Without the pictures, return all of the material exactly as written.

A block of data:
☆ ☆ ☆

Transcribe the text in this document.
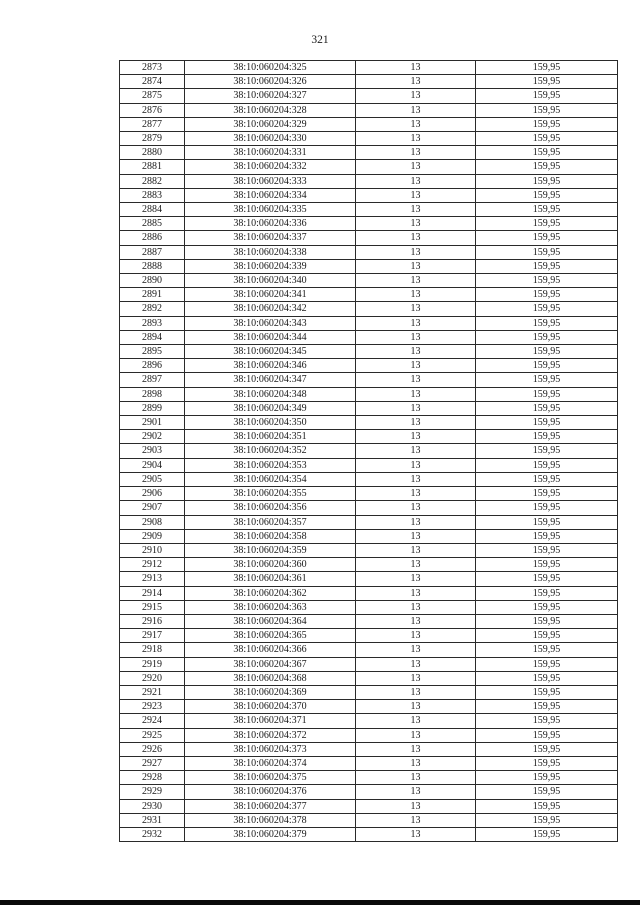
321
2873	38:10:060204:325	13	159,95
2874	38:10:060204:326	13	159,95
2875	38:10:060204:327	13	159,95
2876	38:10:060204:328	13	159,95
2877	38:10:060204:329	13	159,95
2879	38:10:060204:330	13	159,95
2880	38:10:060204:331	13	159,95
2881	38:10:060204:332	13	159,95
2882	38:10:060204:333	13	159,95
2883	38:10:060204:334	13	159,95
2884	38:10:060204:335	13	159,95
2885	38:10:060204:336	13	159,95
2886	38:10:060204:337	13	159,95
2887	38:10:060204:338	13	159,95
2888	38:10:060204:339	13	159,95
2890	38:10:060204:340	13	159,95
2891	38:10:060204:341	13	159,95
2892	38:10:060204:342	13	159,95
2893	38:10:060204:343	13	159,95
2894	38:10:060204:344	13	159,95
2895	38:10:060204:345	13	159,95
2896	38:10:060204:346	13	159,95
2897	38:10:060204:347	13	159,95
2898	38:10:060204:348	13	159,95
2899	38:10:060204:349	13	159,95
2901	38:10:060204:350	13	159,95
2902	38:10:060204:351	13	159,95
2903	38:10:060204:352	13	159,95
2904	38:10:060204:353	13	159,95
2905	38:10:060204:354	13	159,95
2906	38:10:060204:355	13	159,95
2907	38:10:060204:356	13	159,95
2908	38:10:060204:357	13	159,95
2909	38:10:060204:358	13	159,95
2910	38:10:060204:359	13	159,95
2912	38:10:060204:360	13	159,95
2913	38:10:060204:361	13	159,95
2914	38:10:060204:362	13	159,95
2915	38:10:060204:363	13	159,95
2916	38:10:060204:364	13	159,95
2917	38:10:060204:365	13	159,95
2918	38:10:060204:366	13	159,95
2919	38:10:060204:367	13	159,95
2920	38:10:060204:368	13	159,95
2921	38:10:060204:369	13	159,95
2923	38:10:060204:370	13	159,95
2924	38:10:060204:371	13	159,95
2925	38:10:060204:372	13	159,95
2926	38:10:060204:373	13	159,95
2927	38:10:060204:374	13	159,95
2928	38:10:060204:375	13	159,95
2929	38:10:060204:376	13	159,95
2930	38:10:060204:377	13	159,95
2931	38:10:060204:378	13	159,95
2932	38:10:060204:379	13	159,95
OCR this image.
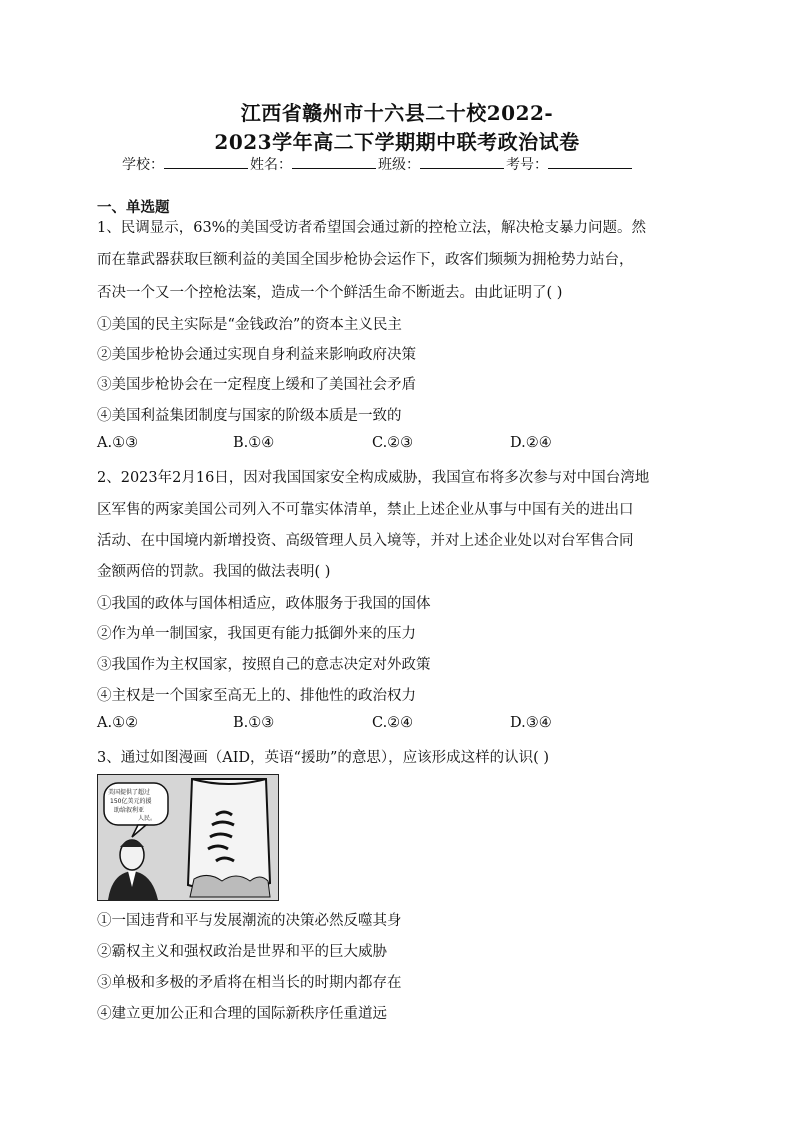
江西省赣州市十六县二十校2022-
2023学年高二下学期期中联考政治试卷
学校：	姓名：	班级：	考号：
一、单选题
1、民调显示，63%的美国受访者希望国会通过新的控枪立法，解决枪支暴力问题。然
而在靠武器获取巨额利益的美国全国步枪协会运作下，政客们频频为拥枪势力站台，
否决一个又一个控枪法案，造成一个个鲜活生命不断逝去。由此证明了( )
①美国的民主实际是“金钱政治”的资本主义民主
②美国步枪协会通过实现自身利益来影响政府决策
③美国步枪协会在一定程度上缓和了美国社会矛盾
④美国利益集团制度与国家的阶级本质是一致的
A.①③	B.①④	C.②③	D.②④
2、2023年2月16日，因对我国国家安全构成威胁，我国宣布将多次参与对中国台湾地
区军售的两家美国公司列入不可靠实体清单，禁止上述企业从事与中国有关的进出口
活动、在中国境内新增投资、高级管理人员入境等，并对上述企业处以对台军售合同
金额两倍的罚款。我国的做法表明( )
①我国的政体与国体相适应，政体服务于我国的国体
②作为单一制国家，我国更有能力抵御外来的压力
③我国作为主权国家，按照自己的意志决定对外政策
④主权是一个国家至高无上的、排他性的政治权力
A.①②	B.①③	C.②④	D.③④
3、通过如图漫画（AID，英语“援助”的意思），应该形成这样的认识( )
美国提供了超过
150亿美元的援
助给叙利亚
人民。
①一国违背和平与发展潮流的决策必然反噬其身
②霸权主义和强权政治是世界和平的巨大威胁
③单极和多极的矛盾将在相当长的时期内都存在
④建立更加公正和合理的国际新秩序任重道远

☆ ☆ ☆

Reply to the exercise:
Transcribe the text in this document.
321
2873	38:10:060204:325	13	159,95
2874	38:10:060204:326	13	159,95
2875	38:10:060204:327	13	159,95
2876	38:10:060204:328	13	159,95
2877	38:10:060204:329	13	159,95
2879	38:10:060204:330	13	159,95
2880	38:10:060204:331	13	159,95
2881	38:10:060204:332	13	159,95
2882	38:10:060204:333	13	159,95
2883	38:10:060204:334	13	159,95
2884	38:10:060204:335	13	159,95
2885	38:10:060204:336	13	159,95
2886	38:10:060204:337	13	159,95
2887	38:10:060204:338	13	159,95
2888	38:10:060204:339	13	159,95
2890	38:10:060204:340	13	159,95
2891	38:10:060204:341	13	159,95
2892	38:10:060204:342	13	159,95
2893	38:10:060204:343	13	159,95
2894	38:10:060204:344	13	159,95
2895	38:10:060204:345	13	159,95
2896	38:10:060204:346	13	159,95
2897	38:10:060204:347	13	159,95
2898	38:10:060204:348	13	159,95
2899	38:10:060204:349	13	159,95
2901	38:10:060204:350	13	159,95
2902	38:10:060204:351	13	159,95
2903	38:10:060204:352	13	159,95
2904	38:10:060204:353	13	159,95
2905	38:10:060204:354	13	159,95
2906	38:10:060204:355	13	159,95
2907	38:10:060204:356	13	159,95
2908	38:10:060204:357	13	159,95
2909	38:10:060204:358	13	159,95
2910	38:10:060204:359	13	159,95
2912	38:10:060204:360	13	159,95
2913	38:10:060204:361	13	159,95
2914	38:10:060204:362	13	159,95
2915	38:10:060204:363	13	159,95
2916	38:10:060204:364	13	159,95
2917	38:10:060204:365	13	159,95
2918	38:10:060204:366	13	159,95
2919	38:10:060204:367	13	159,95
2920	38:10:060204:368	13	159,95
2921	38:10:060204:369	13	159,95
2923	38:10:060204:370	13	159,95
2924	38:10:060204:371	13	159,95
2925	38:10:060204:372	13	159,95
2926	38:10:060204:373	13	159,95
2927	38:10:060204:374	13	159,95
2928	38:10:060204:375	13	159,95
2929	38:10:060204:376	13	159,95
2930	38:10:060204:377	13	159,95
2931	38:10:060204:378	13	159,95
2932	38:10:060204:379	13	159,95
OCR this image.
江西省赣州市十六县二十校2022-
2023学年高二下学期期中联考政治试卷
学校：	姓名：	班级：	考号：
一、单选题
1、民调显示，63%的美国受访者希望国会通过新的控枪立法，解决枪支暴力问题。然
而在靠武器获取巨额利益的美国全国步枪协会运作下，政客们频频为拥枪势力站台，
否决一个又一个控枪法案，造成一个个鲜活生命不断逝去。由此证明了( )
①美国的民主实际是“金钱政治”的资本主义民主
②美国步枪协会通过实现自身利益来影响政府决策
③美国步枪协会在一定程度上缓和了美国社会矛盾
④美国利益集团制度与国家的阶级本质是一致的
A.①③	B.①④	C.②③	D.②④
2、2023年2月16日，因对我国国家安全构成威胁，我国宣布将多次参与对中国台湾地
区军售的两家美国公司列入不可靠实体清单，禁止上述企业从事与中国有关的进出口
活动、在中国境内新增投资、高级管理人员入境等，并对上述企业处以对台军售合同
金额两倍的罚款。我国的做法表明( )
①我国的政体与国体相适应，政体服务于我国的国体
②作为单一制国家，我国更有能力抵御外来的压力
③我国作为主权国家，按照自己的意志决定对外政策
④主权是一个国家至高无上的、排他性的政治权力
A.①②	B.①③	C.②④	D.③④
3、通过如图漫画（AID，英语“援助”的意思），应该形成这样的认识( )
美国提供了超过
150亿美元的援
助给叙利亚
人民。
①一国违背和平与发展潮流的决策必然反噬其身
②霸权主义和强权政治是世界和平的巨大威胁
③单极和多极的矛盾将在相当长的时期内都存在
④建立更加公正和合理的国际新秩序任重道远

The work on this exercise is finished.